» **What this task involves**:
Retype every line of the data below without changing anything.

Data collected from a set
********

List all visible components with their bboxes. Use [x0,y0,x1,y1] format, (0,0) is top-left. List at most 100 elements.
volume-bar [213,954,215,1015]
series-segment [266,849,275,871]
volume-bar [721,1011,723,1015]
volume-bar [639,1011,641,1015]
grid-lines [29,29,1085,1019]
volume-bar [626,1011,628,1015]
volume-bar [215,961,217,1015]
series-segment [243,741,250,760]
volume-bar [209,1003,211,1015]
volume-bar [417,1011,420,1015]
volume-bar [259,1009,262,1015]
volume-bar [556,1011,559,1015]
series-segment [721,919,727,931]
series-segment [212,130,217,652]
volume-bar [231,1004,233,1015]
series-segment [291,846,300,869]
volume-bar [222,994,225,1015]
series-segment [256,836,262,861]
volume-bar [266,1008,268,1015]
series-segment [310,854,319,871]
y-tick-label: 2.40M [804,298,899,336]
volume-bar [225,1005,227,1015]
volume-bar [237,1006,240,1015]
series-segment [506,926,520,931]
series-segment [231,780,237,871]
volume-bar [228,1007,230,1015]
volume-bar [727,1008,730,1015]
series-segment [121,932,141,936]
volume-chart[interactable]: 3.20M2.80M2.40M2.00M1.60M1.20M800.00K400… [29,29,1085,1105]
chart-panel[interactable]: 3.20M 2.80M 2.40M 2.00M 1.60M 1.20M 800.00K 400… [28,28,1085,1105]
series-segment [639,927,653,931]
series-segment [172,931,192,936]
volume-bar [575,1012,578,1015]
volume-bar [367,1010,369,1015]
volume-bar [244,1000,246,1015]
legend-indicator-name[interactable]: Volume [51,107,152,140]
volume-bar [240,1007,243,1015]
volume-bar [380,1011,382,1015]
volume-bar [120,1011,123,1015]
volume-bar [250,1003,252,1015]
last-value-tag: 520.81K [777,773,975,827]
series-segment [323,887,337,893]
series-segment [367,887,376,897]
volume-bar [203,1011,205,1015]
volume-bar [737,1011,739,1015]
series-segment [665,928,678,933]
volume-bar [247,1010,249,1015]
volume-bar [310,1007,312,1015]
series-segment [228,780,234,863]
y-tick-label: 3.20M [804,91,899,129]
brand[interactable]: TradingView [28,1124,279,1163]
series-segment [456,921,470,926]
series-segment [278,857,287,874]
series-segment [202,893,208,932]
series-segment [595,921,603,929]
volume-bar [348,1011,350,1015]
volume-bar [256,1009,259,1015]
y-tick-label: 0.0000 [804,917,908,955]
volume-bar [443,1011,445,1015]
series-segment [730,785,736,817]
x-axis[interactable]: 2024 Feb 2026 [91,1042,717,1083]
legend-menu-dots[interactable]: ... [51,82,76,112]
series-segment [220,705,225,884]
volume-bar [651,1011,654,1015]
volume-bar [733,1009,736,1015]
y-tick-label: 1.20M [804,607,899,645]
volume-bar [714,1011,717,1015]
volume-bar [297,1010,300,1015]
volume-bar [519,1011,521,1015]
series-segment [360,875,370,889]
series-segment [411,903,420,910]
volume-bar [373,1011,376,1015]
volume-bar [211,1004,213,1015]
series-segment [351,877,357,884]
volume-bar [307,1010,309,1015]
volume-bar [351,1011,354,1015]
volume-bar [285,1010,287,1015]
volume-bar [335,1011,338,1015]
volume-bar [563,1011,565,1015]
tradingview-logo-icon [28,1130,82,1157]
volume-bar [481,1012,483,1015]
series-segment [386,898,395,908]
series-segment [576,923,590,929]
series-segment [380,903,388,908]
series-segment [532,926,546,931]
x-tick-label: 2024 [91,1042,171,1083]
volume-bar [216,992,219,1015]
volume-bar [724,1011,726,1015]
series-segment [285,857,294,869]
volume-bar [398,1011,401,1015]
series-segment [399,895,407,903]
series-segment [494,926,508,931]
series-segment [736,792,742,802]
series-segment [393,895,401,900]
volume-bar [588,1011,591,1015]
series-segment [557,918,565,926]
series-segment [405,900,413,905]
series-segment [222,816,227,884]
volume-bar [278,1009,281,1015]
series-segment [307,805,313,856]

********

» **Output of the exercise**:
List all visible components with their bboxes. Use [x0,y0,x1,y1] format, (0,0) is top-left. List at most 100 elements.
volume-bar [213,954,215,1015]
series-segment [266,849,275,871]
volume-bar [721,1011,723,1015]
volume-bar [639,1011,641,1015]
grid-lines [29,29,1085,1019]
volume-bar [626,1011,628,1015]
volume-bar [215,961,217,1015]
series-segment [243,741,250,760]
volume-bar [209,1003,211,1015]
volume-bar [417,1011,420,1015]
volume-bar [259,1009,262,1015]
volume-bar [556,1011,559,1015]
series-segment [721,919,727,931]
series-segment [212,130,217,652]
volume-bar [231,1004,233,1015]
series-segment [291,846,300,869]
volume-bar [222,994,225,1015]
series-segment [256,836,262,861]
volume-bar [266,1008,268,1015]
series-segment [310,854,319,871]
y-tick-label: 2.40M [804,298,899,336]
volume-bar [225,1005,227,1015]
volume-bar [237,1006,240,1015]
series-segment [506,926,520,931]
series-segment [231,780,237,871]
volume-bar [228,1007,230,1015]
volume-bar [727,1008,730,1015]
series-segment [121,932,141,936]
volume-chart[interactable]: 3.20M2.80M2.40M2.00M1.60M1.20M800.00K400… [29,29,1085,1105]
chart-panel[interactable]: 3.20M 2.80M 2.40M 2.00M 1.60M 1.20M 800.00K 400… [28,28,1085,1105]
series-segment [639,927,653,931]
series-segment [172,931,192,936]
volume-bar [575,1012,578,1015]
volume-bar [367,1010,369,1015]
volume-bar [244,1000,246,1015]
legend-indicator-name[interactable]: Volume [51,107,152,140]
volume-bar [240,1007,243,1015]
volume-bar [380,1011,382,1015]
volume-bar [120,1011,123,1015]
volume-bar [250,1003,252,1015]
last-value-tag: 520.81K [777,773,975,827]
series-segment [323,887,337,893]
series-segment [367,887,376,897]
volume-bar [203,1011,205,1015]
volume-bar [737,1011,739,1015]
series-segment [665,928,678,933]
volume-bar [247,1010,249,1015]
volume-bar [310,1007,312,1015]
series-segment [228,780,234,863]
y-tick-label: 3.20M [804,91,899,129]
brand[interactable]: TradingView [28,1124,279,1163]
series-segment [456,921,470,926]
series-segment [278,857,287,874]
series-segment [202,893,208,932]
series-segment [595,921,603,929]
volume-bar [348,1011,350,1015]
volume-bar [256,1009,259,1015]
y-tick-label: 0.0000 [804,917,908,955]
volume-bar [443,1011,445,1015]
series-segment [730,785,736,817]
x-axis[interactable]: 2024 Feb 2026 [91,1042,717,1083]
legend-menu-dots[interactable]: ... [51,82,76,112]
series-segment [220,705,225,884]
volume-bar [651,1011,654,1015]
volume-bar [733,1009,736,1015]
y-tick-label: 1.20M [804,607,899,645]
volume-bar [714,1011,717,1015]
volume-bar [297,1010,300,1015]
volume-bar [519,1011,521,1015]
series-segment [360,875,370,889]
series-segment [411,903,420,910]
volume-bar [373,1011,376,1015]
volume-bar [211,1004,213,1015]
series-segment [351,877,357,884]
volume-bar [307,1010,309,1015]
volume-bar [351,1011,354,1015]
volume-bar [285,1010,287,1015]
volume-bar [335,1011,338,1015]
volume-bar [563,1011,565,1015]
tradingview-logo-icon [28,1130,82,1157]
volume-bar [481,1012,483,1015]
series-segment [386,898,395,908]
series-segment [576,923,590,929]
series-segment [380,903,388,908]
series-segment [532,926,546,931]
x-tick-label: 2024 [91,1042,171,1083]
volume-bar [216,992,219,1015]
volume-bar [724,1011,726,1015]
series-segment [285,857,294,869]
volume-bar [398,1011,401,1015]
series-segment [399,895,407,903]
series-segment [494,926,508,931]
series-segment [736,792,742,802]
series-segment [393,895,401,900]
volume-bar [588,1011,591,1015]
series-segment [557,918,565,926]
series-segment [405,900,413,905]
series-segment [222,816,227,884]
volume-bar [278,1009,281,1015]
series-segment [307,805,313,856]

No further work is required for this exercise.